++++ TASK INPUT ++++
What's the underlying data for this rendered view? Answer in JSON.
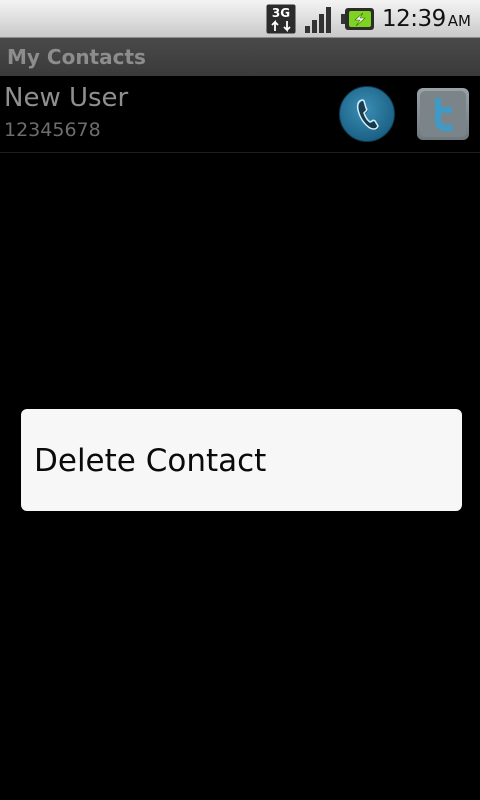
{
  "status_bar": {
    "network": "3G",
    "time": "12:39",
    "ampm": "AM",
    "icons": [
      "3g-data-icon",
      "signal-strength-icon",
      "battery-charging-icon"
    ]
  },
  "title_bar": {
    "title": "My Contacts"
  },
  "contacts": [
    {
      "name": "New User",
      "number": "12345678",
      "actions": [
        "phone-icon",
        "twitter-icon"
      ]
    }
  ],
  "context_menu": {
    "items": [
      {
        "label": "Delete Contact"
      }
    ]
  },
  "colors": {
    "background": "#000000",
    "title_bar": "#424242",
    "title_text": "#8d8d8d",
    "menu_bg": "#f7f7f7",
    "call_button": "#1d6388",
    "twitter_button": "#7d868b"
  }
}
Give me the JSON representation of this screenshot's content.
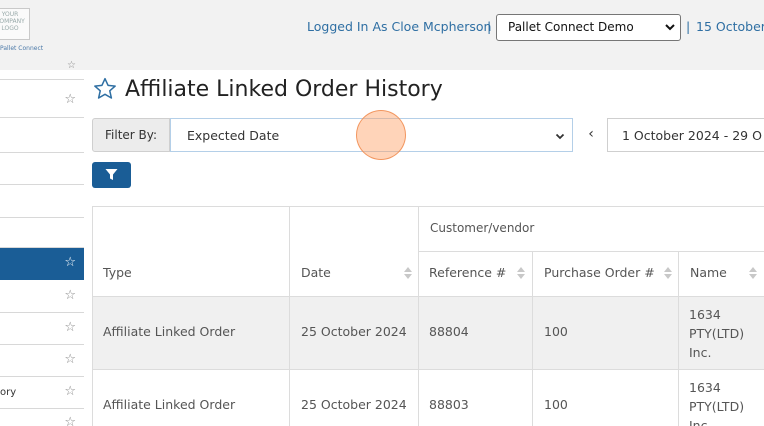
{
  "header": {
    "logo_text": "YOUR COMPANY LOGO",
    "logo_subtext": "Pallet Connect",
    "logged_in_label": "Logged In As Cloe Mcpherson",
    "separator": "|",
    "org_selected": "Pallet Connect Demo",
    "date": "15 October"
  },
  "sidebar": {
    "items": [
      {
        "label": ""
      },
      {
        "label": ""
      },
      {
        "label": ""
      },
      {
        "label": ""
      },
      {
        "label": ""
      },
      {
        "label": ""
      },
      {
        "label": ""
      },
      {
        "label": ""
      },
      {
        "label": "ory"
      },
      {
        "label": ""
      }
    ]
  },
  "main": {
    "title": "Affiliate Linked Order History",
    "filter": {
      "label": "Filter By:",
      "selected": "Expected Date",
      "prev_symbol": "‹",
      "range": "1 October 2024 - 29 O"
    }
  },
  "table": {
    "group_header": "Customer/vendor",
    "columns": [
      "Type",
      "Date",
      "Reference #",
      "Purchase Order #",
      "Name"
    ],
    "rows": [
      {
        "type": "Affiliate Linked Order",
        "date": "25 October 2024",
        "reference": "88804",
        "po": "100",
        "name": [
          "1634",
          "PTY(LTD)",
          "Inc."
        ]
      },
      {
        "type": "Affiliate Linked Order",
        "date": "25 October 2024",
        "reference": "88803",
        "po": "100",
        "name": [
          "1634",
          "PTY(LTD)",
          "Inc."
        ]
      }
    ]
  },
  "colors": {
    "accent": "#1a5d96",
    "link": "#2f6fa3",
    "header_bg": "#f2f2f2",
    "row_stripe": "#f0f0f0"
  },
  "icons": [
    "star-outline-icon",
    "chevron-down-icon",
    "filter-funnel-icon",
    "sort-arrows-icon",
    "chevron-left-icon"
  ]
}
++++
* DESCRIPTION OF THE TASK:
Copy all lines from the entries that contain the word "Pallet".

* WORKED ANSWER:
    "logo_subtext": "Pallet Connect",
    "org_selected": "Pallet Connect Demo",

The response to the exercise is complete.